Figure record listings
################
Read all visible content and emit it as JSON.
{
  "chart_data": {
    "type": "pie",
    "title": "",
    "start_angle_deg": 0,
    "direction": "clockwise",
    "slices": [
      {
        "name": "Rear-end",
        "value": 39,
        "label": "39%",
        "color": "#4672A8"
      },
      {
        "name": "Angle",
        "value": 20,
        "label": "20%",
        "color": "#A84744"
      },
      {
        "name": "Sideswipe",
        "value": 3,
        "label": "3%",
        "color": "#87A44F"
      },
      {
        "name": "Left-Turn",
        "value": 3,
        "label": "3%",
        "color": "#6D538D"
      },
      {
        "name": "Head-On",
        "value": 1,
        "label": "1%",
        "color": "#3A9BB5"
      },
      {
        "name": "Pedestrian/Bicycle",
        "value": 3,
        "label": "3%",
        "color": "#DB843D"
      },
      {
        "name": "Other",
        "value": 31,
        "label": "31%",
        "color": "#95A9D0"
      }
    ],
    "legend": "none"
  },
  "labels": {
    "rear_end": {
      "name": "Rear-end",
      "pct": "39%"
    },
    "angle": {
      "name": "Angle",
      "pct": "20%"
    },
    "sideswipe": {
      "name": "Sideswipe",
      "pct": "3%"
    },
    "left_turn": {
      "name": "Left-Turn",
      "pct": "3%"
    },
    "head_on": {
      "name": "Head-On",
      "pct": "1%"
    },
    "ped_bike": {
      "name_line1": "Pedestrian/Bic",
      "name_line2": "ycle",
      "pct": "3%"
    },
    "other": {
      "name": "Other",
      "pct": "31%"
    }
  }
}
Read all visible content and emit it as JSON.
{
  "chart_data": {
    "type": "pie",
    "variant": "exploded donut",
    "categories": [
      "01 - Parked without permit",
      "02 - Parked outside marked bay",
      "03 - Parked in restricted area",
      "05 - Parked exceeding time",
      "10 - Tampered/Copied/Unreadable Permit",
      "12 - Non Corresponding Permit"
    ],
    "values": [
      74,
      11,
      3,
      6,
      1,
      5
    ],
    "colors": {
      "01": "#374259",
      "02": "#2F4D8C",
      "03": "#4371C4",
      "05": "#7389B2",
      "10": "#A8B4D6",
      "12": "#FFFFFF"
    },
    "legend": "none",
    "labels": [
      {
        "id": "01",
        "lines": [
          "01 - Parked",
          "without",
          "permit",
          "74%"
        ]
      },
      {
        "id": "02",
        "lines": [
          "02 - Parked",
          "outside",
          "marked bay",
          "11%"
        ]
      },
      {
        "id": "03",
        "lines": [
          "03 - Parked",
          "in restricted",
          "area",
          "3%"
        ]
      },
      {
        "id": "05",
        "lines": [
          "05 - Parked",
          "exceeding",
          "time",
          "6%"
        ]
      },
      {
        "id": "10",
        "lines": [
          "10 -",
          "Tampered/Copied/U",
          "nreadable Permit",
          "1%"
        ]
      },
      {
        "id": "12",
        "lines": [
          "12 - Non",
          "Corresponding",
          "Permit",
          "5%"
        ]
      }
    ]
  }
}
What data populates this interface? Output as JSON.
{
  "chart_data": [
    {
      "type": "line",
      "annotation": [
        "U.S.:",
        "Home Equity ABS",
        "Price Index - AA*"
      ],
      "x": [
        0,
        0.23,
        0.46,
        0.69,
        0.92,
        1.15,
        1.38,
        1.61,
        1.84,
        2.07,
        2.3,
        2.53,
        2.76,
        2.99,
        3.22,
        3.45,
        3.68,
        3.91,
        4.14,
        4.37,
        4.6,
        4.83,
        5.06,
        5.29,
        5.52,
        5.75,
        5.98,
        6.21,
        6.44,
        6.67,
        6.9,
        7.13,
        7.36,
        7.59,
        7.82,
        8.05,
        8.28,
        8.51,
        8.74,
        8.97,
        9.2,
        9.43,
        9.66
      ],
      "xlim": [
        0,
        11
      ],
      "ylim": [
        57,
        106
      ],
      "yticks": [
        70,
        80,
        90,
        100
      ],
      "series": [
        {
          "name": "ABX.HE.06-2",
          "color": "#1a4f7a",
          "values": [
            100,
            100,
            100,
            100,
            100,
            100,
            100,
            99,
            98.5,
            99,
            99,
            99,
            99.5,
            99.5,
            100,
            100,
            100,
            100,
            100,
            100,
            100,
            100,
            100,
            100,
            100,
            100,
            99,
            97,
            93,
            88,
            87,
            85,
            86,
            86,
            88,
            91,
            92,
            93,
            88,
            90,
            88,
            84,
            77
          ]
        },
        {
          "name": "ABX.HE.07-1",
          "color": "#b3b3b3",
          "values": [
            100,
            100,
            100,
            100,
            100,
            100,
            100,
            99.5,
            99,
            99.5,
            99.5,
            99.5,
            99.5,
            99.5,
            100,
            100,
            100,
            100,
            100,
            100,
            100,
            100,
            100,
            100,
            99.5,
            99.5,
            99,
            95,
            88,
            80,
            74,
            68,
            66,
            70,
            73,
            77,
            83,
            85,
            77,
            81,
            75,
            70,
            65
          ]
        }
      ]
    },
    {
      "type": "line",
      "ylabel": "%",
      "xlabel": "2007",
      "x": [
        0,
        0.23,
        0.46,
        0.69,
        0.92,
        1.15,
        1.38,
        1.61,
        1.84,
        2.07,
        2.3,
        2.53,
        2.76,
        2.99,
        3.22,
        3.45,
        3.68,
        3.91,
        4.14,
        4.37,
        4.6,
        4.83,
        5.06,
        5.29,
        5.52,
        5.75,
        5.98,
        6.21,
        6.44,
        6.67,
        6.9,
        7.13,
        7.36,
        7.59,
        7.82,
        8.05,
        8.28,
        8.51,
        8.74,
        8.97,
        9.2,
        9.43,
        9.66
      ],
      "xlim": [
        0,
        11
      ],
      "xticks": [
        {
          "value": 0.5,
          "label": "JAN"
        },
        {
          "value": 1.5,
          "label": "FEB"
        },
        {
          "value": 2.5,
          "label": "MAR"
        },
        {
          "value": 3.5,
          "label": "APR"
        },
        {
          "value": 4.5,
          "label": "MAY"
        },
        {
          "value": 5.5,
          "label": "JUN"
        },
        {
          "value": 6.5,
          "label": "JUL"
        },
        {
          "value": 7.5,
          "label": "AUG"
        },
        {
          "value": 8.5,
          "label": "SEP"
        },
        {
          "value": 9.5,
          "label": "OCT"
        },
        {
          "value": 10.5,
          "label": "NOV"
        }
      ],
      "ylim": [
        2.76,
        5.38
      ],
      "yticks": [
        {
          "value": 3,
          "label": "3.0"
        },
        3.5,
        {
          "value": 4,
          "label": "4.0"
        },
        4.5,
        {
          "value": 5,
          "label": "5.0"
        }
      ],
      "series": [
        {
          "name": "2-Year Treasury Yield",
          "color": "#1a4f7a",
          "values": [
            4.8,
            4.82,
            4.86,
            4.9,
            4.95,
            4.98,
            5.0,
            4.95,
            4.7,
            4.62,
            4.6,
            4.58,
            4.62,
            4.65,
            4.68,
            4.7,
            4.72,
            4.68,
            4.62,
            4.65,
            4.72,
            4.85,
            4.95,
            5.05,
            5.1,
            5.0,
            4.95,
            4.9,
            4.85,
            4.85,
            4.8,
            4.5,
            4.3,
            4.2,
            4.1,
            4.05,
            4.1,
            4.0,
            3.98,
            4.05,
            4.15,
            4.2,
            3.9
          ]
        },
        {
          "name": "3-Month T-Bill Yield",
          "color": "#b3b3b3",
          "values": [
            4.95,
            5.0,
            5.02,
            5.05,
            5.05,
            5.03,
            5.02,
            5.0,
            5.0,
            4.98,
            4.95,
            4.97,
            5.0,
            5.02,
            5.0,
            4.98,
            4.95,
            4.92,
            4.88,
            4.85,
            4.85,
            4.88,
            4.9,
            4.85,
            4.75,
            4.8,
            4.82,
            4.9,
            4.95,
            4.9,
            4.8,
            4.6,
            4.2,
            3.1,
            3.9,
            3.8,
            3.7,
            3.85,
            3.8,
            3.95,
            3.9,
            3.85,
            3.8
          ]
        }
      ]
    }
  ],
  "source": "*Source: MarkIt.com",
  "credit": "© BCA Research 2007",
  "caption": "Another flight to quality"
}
################
The task: Go through the material and select each line with the string "Tampered" in it.

Exercise answer:
      "10 - Tampered/Copied/Unreadable Permit",
          "Tampered/Copied/U",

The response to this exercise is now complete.